***** EXERCISE INPUT *****
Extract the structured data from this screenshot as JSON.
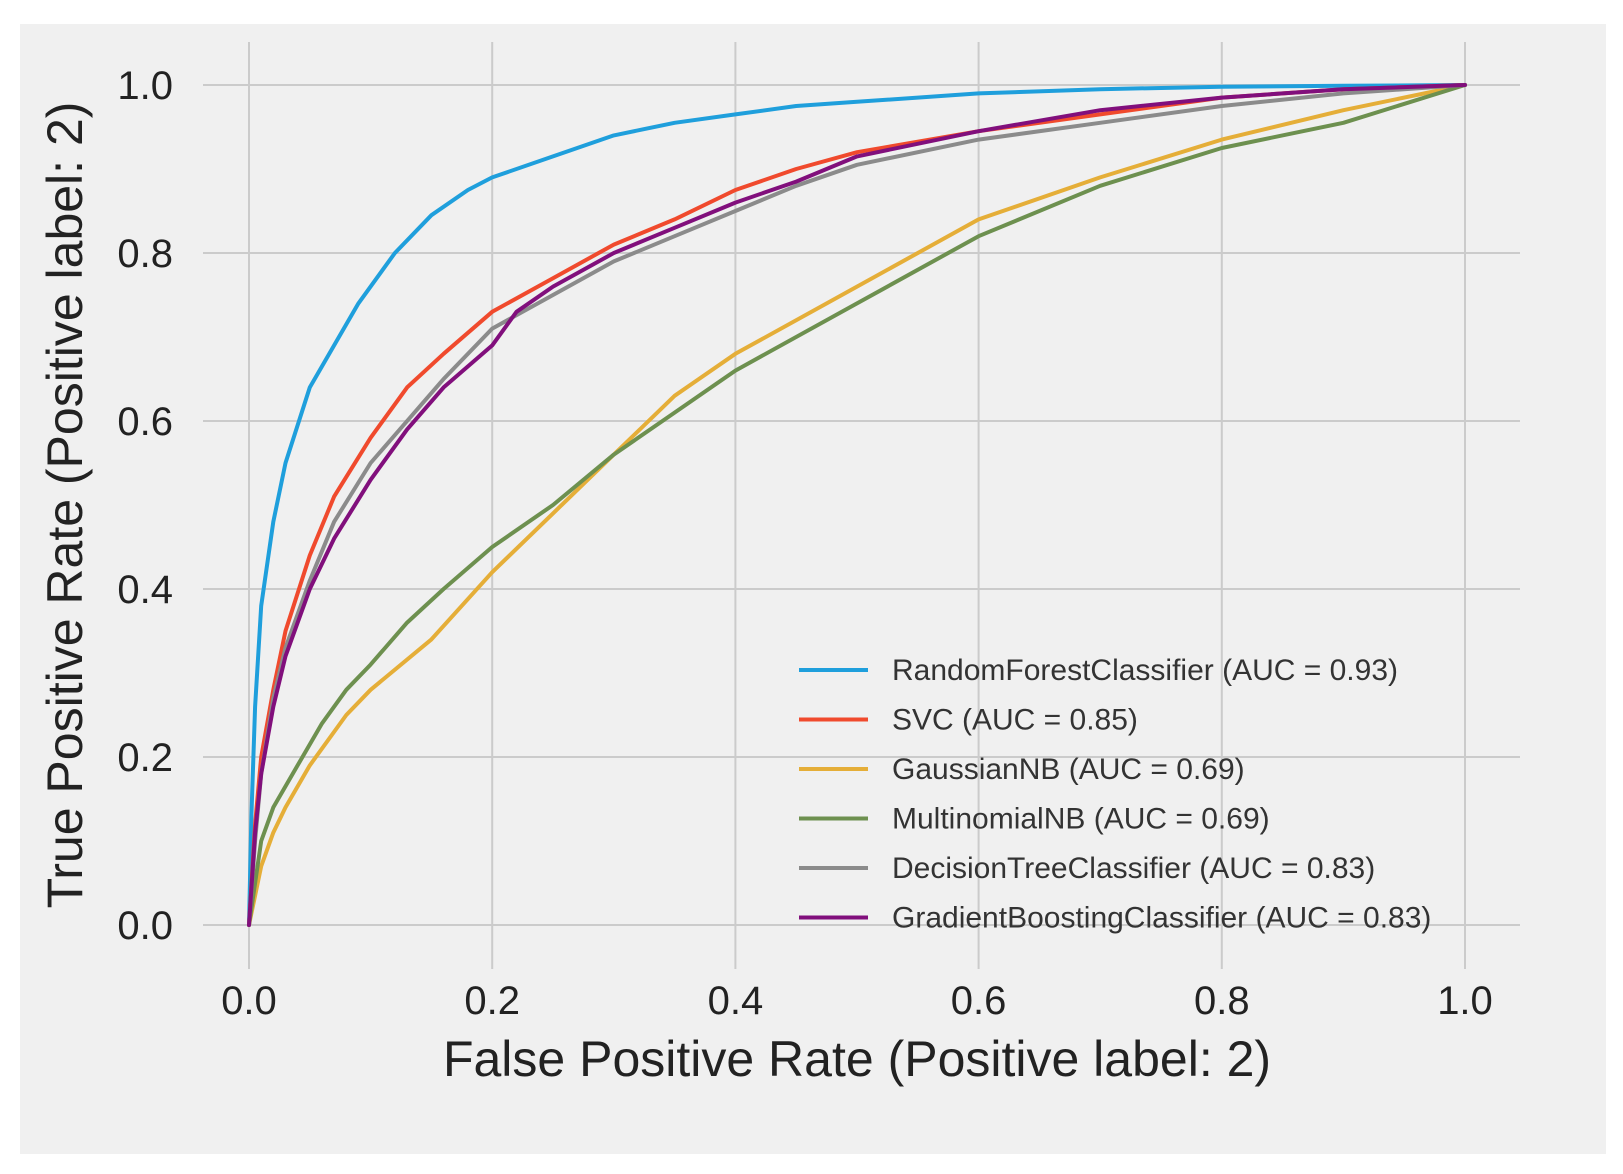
{
  "chart_data": {
    "type": "line",
    "title": "",
    "xlabel": "False Positive Rate (Positive label: 2)",
    "ylabel": "True Positive Rate (Positive label: 2)",
    "xlim": [
      0.0,
      1.0
    ],
    "ylim": [
      0.0,
      1.0
    ],
    "xticks": [
      "0.0",
      "0.2",
      "0.4",
      "0.6",
      "0.8",
      "1.0"
    ],
    "yticks": [
      "0.0",
      "0.2",
      "0.4",
      "0.6",
      "0.8",
      "1.0"
    ],
    "grid": true,
    "legend_position": "lower-right",
    "series": [
      {
        "name": "RandomForestClassifier (AUC = 0.93)",
        "color": "#1f9fdc",
        "x": [
          0,
          0.002,
          0.005,
          0.01,
          0.02,
          0.03,
          0.05,
          0.07,
          0.09,
          0.12,
          0.15,
          0.18,
          0.2,
          0.25,
          0.3,
          0.35,
          0.4,
          0.45,
          0.5,
          0.6,
          0.7,
          0.8,
          0.9,
          1.0
        ],
        "y": [
          0,
          0.13,
          0.26,
          0.38,
          0.48,
          0.55,
          0.64,
          0.69,
          0.74,
          0.8,
          0.845,
          0.875,
          0.89,
          0.915,
          0.94,
          0.955,
          0.965,
          0.975,
          0.98,
          0.99,
          0.995,
          0.998,
          0.999,
          1.0
        ]
      },
      {
        "name": "SVC (AUC = 0.85)",
        "color": "#f04a2d",
        "x": [
          0,
          0.005,
          0.01,
          0.02,
          0.03,
          0.05,
          0.07,
          0.1,
          0.13,
          0.16,
          0.2,
          0.25,
          0.3,
          0.35,
          0.4,
          0.45,
          0.5,
          0.6,
          0.7,
          0.8,
          0.9,
          1.0
        ],
        "y": [
          0,
          0.12,
          0.2,
          0.28,
          0.35,
          0.44,
          0.51,
          0.58,
          0.64,
          0.68,
          0.73,
          0.77,
          0.81,
          0.84,
          0.875,
          0.9,
          0.92,
          0.945,
          0.965,
          0.985,
          0.995,
          1.0
        ]
      },
      {
        "name": "GaussianNB (AUC = 0.69)",
        "color": "#e5ae38",
        "x": [
          0,
          0.01,
          0.02,
          0.03,
          0.05,
          0.08,
          0.1,
          0.15,
          0.2,
          0.25,
          0.3,
          0.35,
          0.4,
          0.5,
          0.6,
          0.7,
          0.8,
          0.9,
          1.0
        ],
        "y": [
          0,
          0.07,
          0.11,
          0.14,
          0.19,
          0.25,
          0.28,
          0.34,
          0.42,
          0.49,
          0.56,
          0.63,
          0.68,
          0.76,
          0.84,
          0.89,
          0.935,
          0.97,
          1.0
        ]
      },
      {
        "name": "MultinomialNB (AUC = 0.69)",
        "color": "#6d904f",
        "x": [
          0,
          0.01,
          0.02,
          0.04,
          0.06,
          0.08,
          0.1,
          0.13,
          0.16,
          0.2,
          0.25,
          0.3,
          0.35,
          0.4,
          0.5,
          0.6,
          0.7,
          0.8,
          0.9,
          1.0
        ],
        "y": [
          0,
          0.1,
          0.14,
          0.19,
          0.24,
          0.28,
          0.31,
          0.36,
          0.4,
          0.45,
          0.5,
          0.56,
          0.61,
          0.66,
          0.74,
          0.82,
          0.88,
          0.925,
          0.955,
          1.0
        ]
      },
      {
        "name": "DecisionTreeClassifier (AUC = 0.83)",
        "color": "#8b8b8b",
        "x": [
          0,
          0.005,
          0.01,
          0.02,
          0.03,
          0.05,
          0.07,
          0.1,
          0.13,
          0.16,
          0.2,
          0.25,
          0.3,
          0.35,
          0.4,
          0.45,
          0.5,
          0.6,
          0.7,
          0.8,
          0.9,
          1.0
        ],
        "y": [
          0,
          0.1,
          0.18,
          0.27,
          0.33,
          0.41,
          0.48,
          0.55,
          0.6,
          0.65,
          0.71,
          0.75,
          0.79,
          0.82,
          0.85,
          0.88,
          0.905,
          0.935,
          0.955,
          0.975,
          0.99,
          1.0
        ]
      },
      {
        "name": "GradientBoostingClassifier (AUC = 0.83)",
        "color": "#810f7c",
        "x": [
          0,
          0.005,
          0.01,
          0.02,
          0.03,
          0.05,
          0.07,
          0.1,
          0.13,
          0.16,
          0.2,
          0.22,
          0.25,
          0.3,
          0.35,
          0.4,
          0.45,
          0.5,
          0.6,
          0.7,
          0.8,
          0.9,
          1.0
        ],
        "y": [
          0,
          0.11,
          0.18,
          0.26,
          0.32,
          0.4,
          0.46,
          0.53,
          0.59,
          0.64,
          0.69,
          0.73,
          0.76,
          0.8,
          0.83,
          0.86,
          0.885,
          0.915,
          0.945,
          0.97,
          0.985,
          0.995,
          1.0
        ]
      }
    ]
  }
}
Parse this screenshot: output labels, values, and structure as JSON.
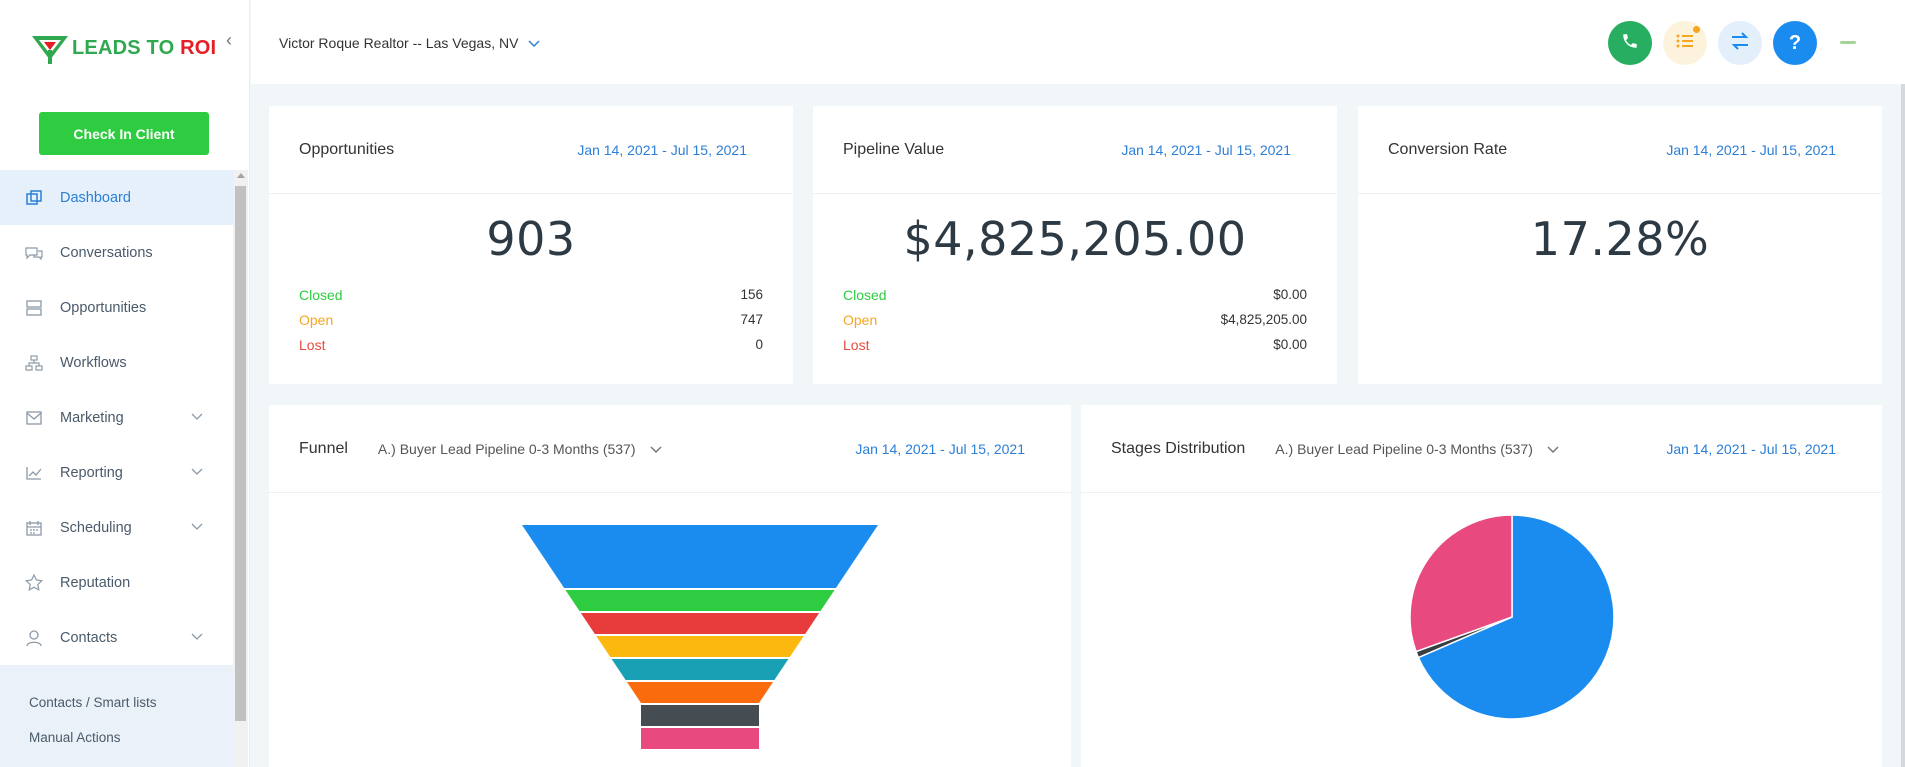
{
  "brand": {
    "logo_text_green": "LEADS TO ",
    "logo_text_red": "ROI",
    "colors": {
      "green": "#2fa84f",
      "red": "#e31e24",
      "accent": "#2b7fd6"
    }
  },
  "sidebar": {
    "checkin_label": "Check In Client",
    "items": [
      {
        "label": "Dashboard",
        "icon": "dashboard-icon",
        "active": true
      },
      {
        "label": "Conversations",
        "icon": "chat-icon"
      },
      {
        "label": "Opportunities",
        "icon": "stack-icon"
      },
      {
        "label": "Workflows",
        "icon": "workflow-icon"
      },
      {
        "label": "Marketing",
        "icon": "mail-icon",
        "expandable": true
      },
      {
        "label": "Reporting",
        "icon": "chart-icon",
        "expandable": true
      },
      {
        "label": "Scheduling",
        "icon": "calendar-icon",
        "expandable": true
      },
      {
        "label": "Reputation",
        "icon": "star-icon"
      },
      {
        "label": "Contacts",
        "icon": "person-icon",
        "expandable": true
      }
    ],
    "subitems": [
      "Contacts / Smart lists",
      "Manual Actions"
    ]
  },
  "header": {
    "account": "Victor Roque Realtor -- Las Vegas, NV",
    "help_label": "?",
    "buttons": [
      "phone-icon",
      "tasks-icon",
      "switch-icon",
      "help-icon"
    ]
  },
  "cards": {
    "opportunities": {
      "title": "Opportunities",
      "date": "Jan 14, 2021 - Jul 15, 2021",
      "value": "903",
      "closed_label": "Closed",
      "closed": "156",
      "open_label": "Open",
      "open": "747",
      "lost_label": "Lost",
      "lost": "0"
    },
    "pipeline": {
      "title": "Pipeline Value",
      "date": "Jan 14, 2021 - Jul 15, 2021",
      "value": "$4,825,205.00",
      "closed_label": "Closed",
      "closed": "$0.00",
      "open_label": "Open",
      "open": "$4,825,205.00",
      "lost_label": "Lost",
      "lost": "$0.00"
    },
    "conversion": {
      "title": "Conversion Rate",
      "date": "Jan 14, 2021 - Jul 15, 2021",
      "value": "17.28%"
    },
    "funnel": {
      "title": "Funnel",
      "pipeline": "A.) Buyer Lead Pipeline 0-3 Months (537)",
      "date": "Jan 14, 2021 - Jul 15, 2021"
    },
    "stages": {
      "title": "Stages Distribution",
      "pipeline": "A.) Buyer Lead Pipeline 0-3 Months (537)",
      "date": "Jan 14, 2021 - Jul 15, 2021"
    }
  },
  "chart_data": [
    {
      "type": "funnel",
      "colors": [
        "#1a8cf0",
        "#2ecc40",
        "#e83b3b",
        "#fbb80f",
        "#1aa0b5",
        "#f96b0c",
        "#454c52",
        "#e84a7f"
      ],
      "values": [
        1,
        1,
        1,
        1,
        1,
        1,
        1,
        1
      ],
      "note_values": "relative stage shares not labeled"
    },
    {
      "type": "pie",
      "slices": [
        {
          "value": 68.5,
          "color": "#1a8cf0"
        },
        {
          "value": 1.0,
          "color": "#3a3f44"
        },
        {
          "value": 30.5,
          "color": "#e84a7f"
        }
      ]
    }
  ]
}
*****
=== REQUIRED WORK ===
From the records above, report the count of lines containing "this" and nothing more.

=== EXERCISE RESPONSE ===
2